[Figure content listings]
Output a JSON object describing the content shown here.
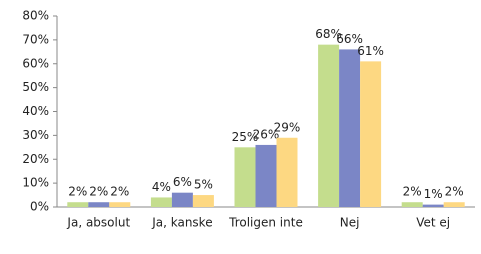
{
  "chart_data": {
    "type": "bar",
    "categories": [
      "Ja, absolut",
      "Ja, kanske",
      "Troligen inte",
      "Nej",
      "Vet ej"
    ],
    "series": [
      {
        "color": "#c4dd8d",
        "values": [
          2,
          4,
          25,
          68,
          2
        ],
        "value_labels": [
          "2%",
          "4%",
          "25%",
          "68%",
          "2%"
        ]
      },
      {
        "color": "#7b86c6",
        "values": [
          2,
          6,
          26,
          66,
          1
        ],
        "value_labels": [
          "2%",
          "6%",
          "26%",
          "66%",
          "1%"
        ]
      },
      {
        "color": "#fdd882",
        "values": [
          2,
          5,
          29,
          61,
          2
        ],
        "value_labels": [
          "2%",
          "5%",
          "29%",
          "61%",
          "2%"
        ]
      }
    ],
    "ylim": [
      0,
      80
    ],
    "yticks": [
      {
        "value": 0,
        "label": "0%"
      },
      {
        "value": 10,
        "label": "10%"
      },
      {
        "value": 20,
        "label": "20%"
      },
      {
        "value": 30,
        "label": "30%"
      },
      {
        "value": 40,
        "label": "40%"
      },
      {
        "value": 50,
        "label": "50%"
      },
      {
        "value": 60,
        "label": "60%"
      },
      {
        "value": 70,
        "label": "70%"
      },
      {
        "value": 80,
        "label": "80%"
      }
    ],
    "grid": false
  }
}
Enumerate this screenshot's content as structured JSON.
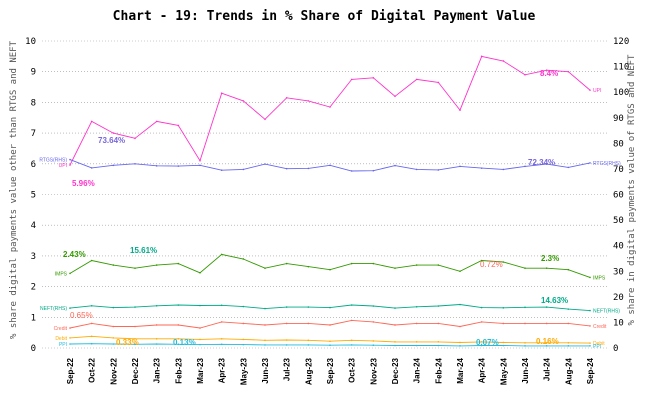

What the exercise asks: Leave out the pictures and give the rest of the records again exactly.

Expected answer:
Output a JSON object describing the content shown here.
{
  "chart_data": {
    "type": "bar",
    "categories": [
      "Ja, absolut",
      "Ja, kanske",
      "Troligen inte",
      "Nej",
      "Vet ej"
    ],
    "series": [
      {
        "color": "#c4dd8d",
        "values": [
          2,
          4,
          25,
          68,
          2
        ],
        "value_labels": [
          "2%",
          "4%",
          "25%",
          "68%",
          "2%"
        ]
      },
      {
        "color": "#7b86c6",
        "values": [
          2,
          6,
          26,
          66,
          1
        ],
        "value_labels": [
          "2%",
          "6%",
          "26%",
          "66%",
          "1%"
        ]
      },
      {
        "color": "#fdd882",
        "values": [
          2,
          5,
          29,
          61,
          2
        ],
        "value_labels": [
          "2%",
          "5%",
          "29%",
          "61%",
          "2%"
        ]
      }
    ],
    "ylim": [
      0,
      80
    ],
    "yticks": [
      {
        "value": 0,
        "label": "0%"
      },
      {
        "value": 10,
        "label": "10%"
      },
      {
        "value": 20,
        "label": "20%"
      },
      {
        "value": 30,
        "label": "30%"
      },
      {
        "value": 40,
        "label": "40%"
      },
      {
        "value": 50,
        "label": "50%"
      },
      {
        "value": 60,
        "label": "60%"
      },
      {
        "value": 70,
        "label": "70%"
      },
      {
        "value": 80,
        "label": "80%"
      }
    ],
    "grid": false
  }
}
Enumerate this screenshot's content as structured JSON.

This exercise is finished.